### What you should do:
Scan the lines below; pull out those with "înainte".

## Start Records to use

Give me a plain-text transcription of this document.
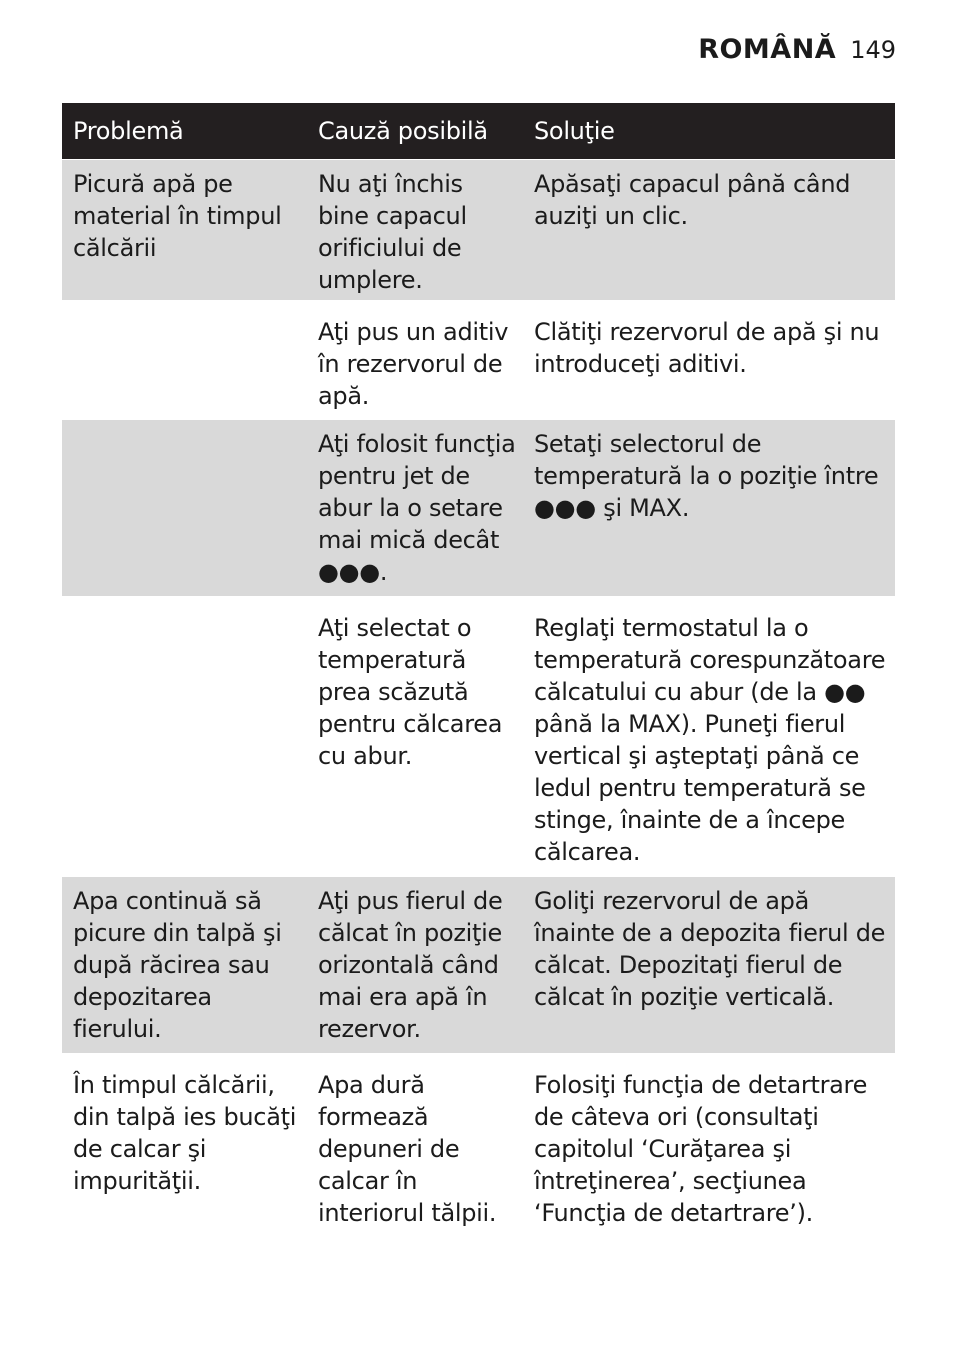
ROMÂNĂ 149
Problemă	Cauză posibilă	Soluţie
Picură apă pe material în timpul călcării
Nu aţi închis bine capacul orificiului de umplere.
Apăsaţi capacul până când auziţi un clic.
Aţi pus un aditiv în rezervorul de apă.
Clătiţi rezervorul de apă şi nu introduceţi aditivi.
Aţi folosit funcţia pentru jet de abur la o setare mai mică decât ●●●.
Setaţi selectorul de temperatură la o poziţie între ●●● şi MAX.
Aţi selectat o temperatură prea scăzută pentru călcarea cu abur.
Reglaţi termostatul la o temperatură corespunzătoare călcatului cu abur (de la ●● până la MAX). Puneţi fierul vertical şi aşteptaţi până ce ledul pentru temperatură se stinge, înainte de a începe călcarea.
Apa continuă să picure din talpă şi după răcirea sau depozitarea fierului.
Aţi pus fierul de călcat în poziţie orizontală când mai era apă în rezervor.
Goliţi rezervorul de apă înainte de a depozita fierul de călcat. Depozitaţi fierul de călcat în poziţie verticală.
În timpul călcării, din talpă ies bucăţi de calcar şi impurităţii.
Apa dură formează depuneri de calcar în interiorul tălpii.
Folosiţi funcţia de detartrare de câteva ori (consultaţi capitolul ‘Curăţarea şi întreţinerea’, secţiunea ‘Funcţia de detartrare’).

## End Records to use
## Start Records to use

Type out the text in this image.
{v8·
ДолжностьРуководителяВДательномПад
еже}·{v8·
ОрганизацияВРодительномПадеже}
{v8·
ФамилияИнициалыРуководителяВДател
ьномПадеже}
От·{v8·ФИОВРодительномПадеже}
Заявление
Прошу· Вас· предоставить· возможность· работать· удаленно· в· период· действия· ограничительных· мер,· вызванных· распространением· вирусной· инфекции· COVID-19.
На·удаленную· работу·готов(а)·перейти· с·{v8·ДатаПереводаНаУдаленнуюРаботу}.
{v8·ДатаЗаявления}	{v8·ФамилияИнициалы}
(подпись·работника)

## End Records to use
## Start Records to use

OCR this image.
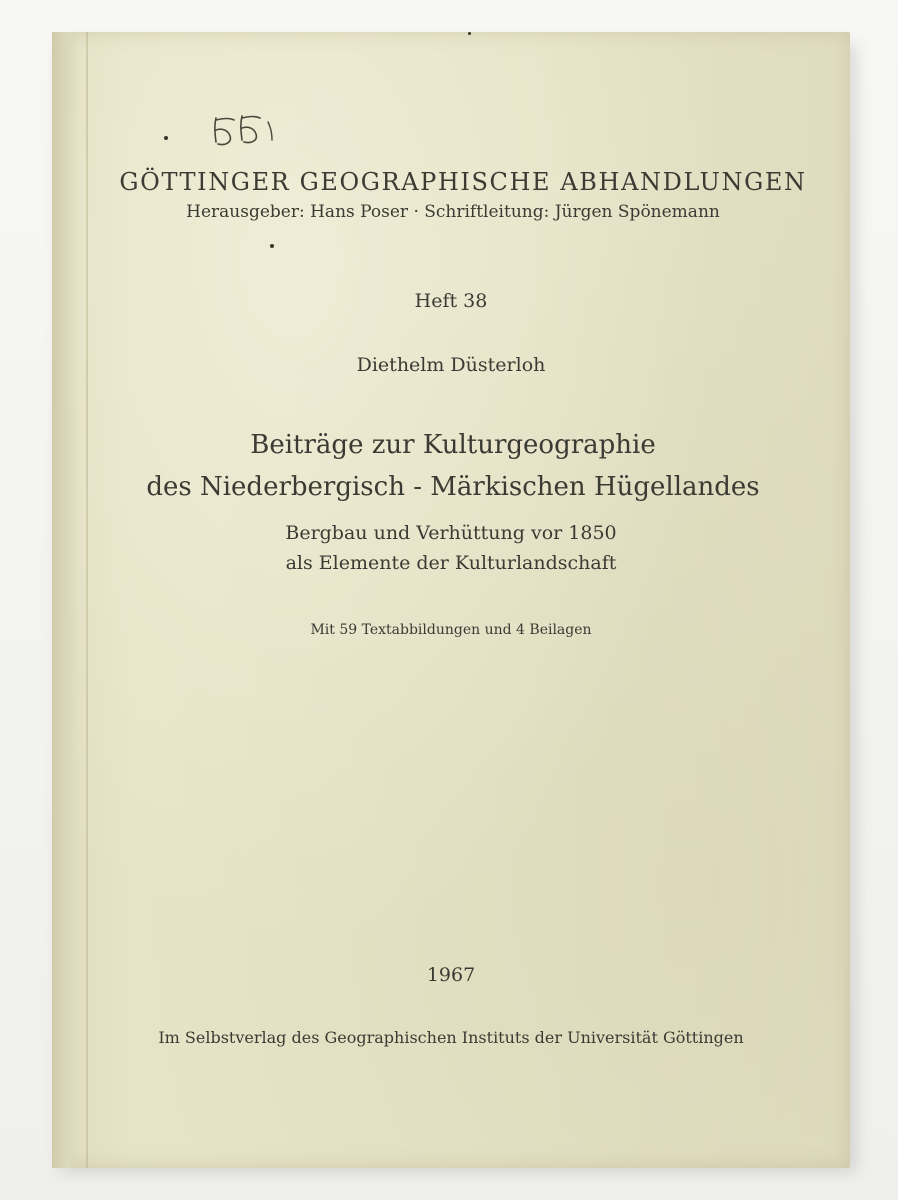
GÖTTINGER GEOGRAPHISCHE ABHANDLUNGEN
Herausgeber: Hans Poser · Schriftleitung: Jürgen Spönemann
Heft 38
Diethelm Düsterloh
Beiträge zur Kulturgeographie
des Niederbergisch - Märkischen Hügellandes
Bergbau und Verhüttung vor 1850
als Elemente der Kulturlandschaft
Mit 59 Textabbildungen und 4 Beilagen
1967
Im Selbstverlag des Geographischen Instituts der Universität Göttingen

## End Records to use

### Written response:
Reglaţi termostatul la o temperatură corespunzătoare călcatului cu abur (de la ●● până la MAX). Puneţi fierul vertical şi aşteptaţi până ce ledul pentru temperatură se stinge, înainte de a începe călcarea.
Goliţi rezervorul de apă înainte de a depozita fierul de călcat. Depozitaţi fierul de călcat în poziţie verticală.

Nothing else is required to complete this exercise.